- **Given data**

══════════

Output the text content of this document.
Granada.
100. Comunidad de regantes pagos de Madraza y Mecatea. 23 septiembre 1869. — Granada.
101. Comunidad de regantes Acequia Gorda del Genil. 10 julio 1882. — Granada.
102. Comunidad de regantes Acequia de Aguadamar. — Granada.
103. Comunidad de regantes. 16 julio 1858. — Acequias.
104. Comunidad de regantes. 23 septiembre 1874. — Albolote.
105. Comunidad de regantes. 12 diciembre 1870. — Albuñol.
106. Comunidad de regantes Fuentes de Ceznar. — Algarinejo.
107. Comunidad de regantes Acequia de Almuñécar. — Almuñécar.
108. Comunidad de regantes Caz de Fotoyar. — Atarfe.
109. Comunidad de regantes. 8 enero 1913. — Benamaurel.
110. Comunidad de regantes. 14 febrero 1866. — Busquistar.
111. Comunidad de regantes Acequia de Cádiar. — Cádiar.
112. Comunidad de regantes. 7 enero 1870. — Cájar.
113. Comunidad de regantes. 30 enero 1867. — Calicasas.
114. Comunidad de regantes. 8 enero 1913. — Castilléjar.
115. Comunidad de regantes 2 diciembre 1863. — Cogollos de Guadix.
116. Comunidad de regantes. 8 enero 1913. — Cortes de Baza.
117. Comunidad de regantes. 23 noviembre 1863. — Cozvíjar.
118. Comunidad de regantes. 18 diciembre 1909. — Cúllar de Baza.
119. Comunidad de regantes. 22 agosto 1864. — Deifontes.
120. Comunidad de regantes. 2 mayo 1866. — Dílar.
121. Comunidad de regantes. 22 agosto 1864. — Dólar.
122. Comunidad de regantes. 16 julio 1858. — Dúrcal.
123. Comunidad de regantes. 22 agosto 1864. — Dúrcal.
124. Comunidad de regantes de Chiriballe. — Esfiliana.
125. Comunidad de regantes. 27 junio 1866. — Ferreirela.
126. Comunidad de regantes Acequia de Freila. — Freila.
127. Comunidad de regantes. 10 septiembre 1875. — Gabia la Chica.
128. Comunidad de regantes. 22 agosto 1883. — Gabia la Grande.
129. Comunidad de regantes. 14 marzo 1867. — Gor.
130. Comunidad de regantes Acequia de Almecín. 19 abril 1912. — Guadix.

══════════

- **Problem to work on**
Produce an exact copy of all the records.

- **Full answer**
Output the text content of this document.
Granada.
100. Comunidad de regantes pagos de Madraza y Mecatea. 23 septiembre 1869. — Granada.
101. Comunidad de regantes Acequia Gorda del Genil. 10 julio 1882. — Granada.
102. Comunidad de regantes Acequia de Aguadamar. — Granada.
103. Comunidad de regantes. 16 julio 1858. — Acequias.
104. Comunidad de regantes. 23 septiembre 1874. — Albolote.
105. Comunidad de regantes. 12 diciembre 1870. — Albuñol.
106. Comunidad de regantes Fuentes de Ceznar. — Algarinejo.
107. Comunidad de regantes Acequia de Almuñécar. — Almuñécar.
108. Comunidad de regantes Caz de Fotoyar. — Atarfe.
109. Comunidad de regantes. 8 enero 1913. — Benamaurel.
110. Comunidad de regantes. 14 febrero 1866. — Busquistar.
111. Comunidad de regantes Acequia de Cádiar. — Cádiar.
112. Comunidad de regantes. 7 enero 1870. — Cájar.
113. Comunidad de regantes. 30 enero 1867. — Calicasas.
114. Comunidad de regantes. 8 enero 1913. — Castilléjar.
115. Comunidad de regantes 2 diciembre 1863. — Cogollos de Guadix.
116. Comunidad de regantes. 8 enero 1913. — Cortes de Baza.
117. Comunidad de regantes. 23 noviembre 1863. — Cozvíjar.
118. Comunidad de regantes. 18 diciembre 1909. — Cúllar de Baza.
119. Comunidad de regantes. 22 agosto 1864. — Deifontes.
120. Comunidad de regantes. 2 mayo 1866. — Dílar.
121. Comunidad de regantes. 22 agosto 1864. — Dólar.
122. Comunidad de regantes. 16 julio 1858. — Dúrcal.
123. Comunidad de regantes. 22 agosto 1864. — Dúrcal.
124. Comunidad de regantes de Chiriballe. — Esfiliana.
125. Comunidad de regantes. 27 junio 1866. — Ferreirela.
126. Comunidad de regantes Acequia de Freila. — Freila.
127. Comunidad de regantes. 10 septiembre 1875. — Gabia la Chica.
128. Comunidad de regantes. 22 agosto 1883. — Gabia la Grande.
129. Comunidad de regantes. 14 marzo 1867. — Gor.
130. Comunidad de regantes Acequia de Almecín. 19 abril 1912. — Guadix.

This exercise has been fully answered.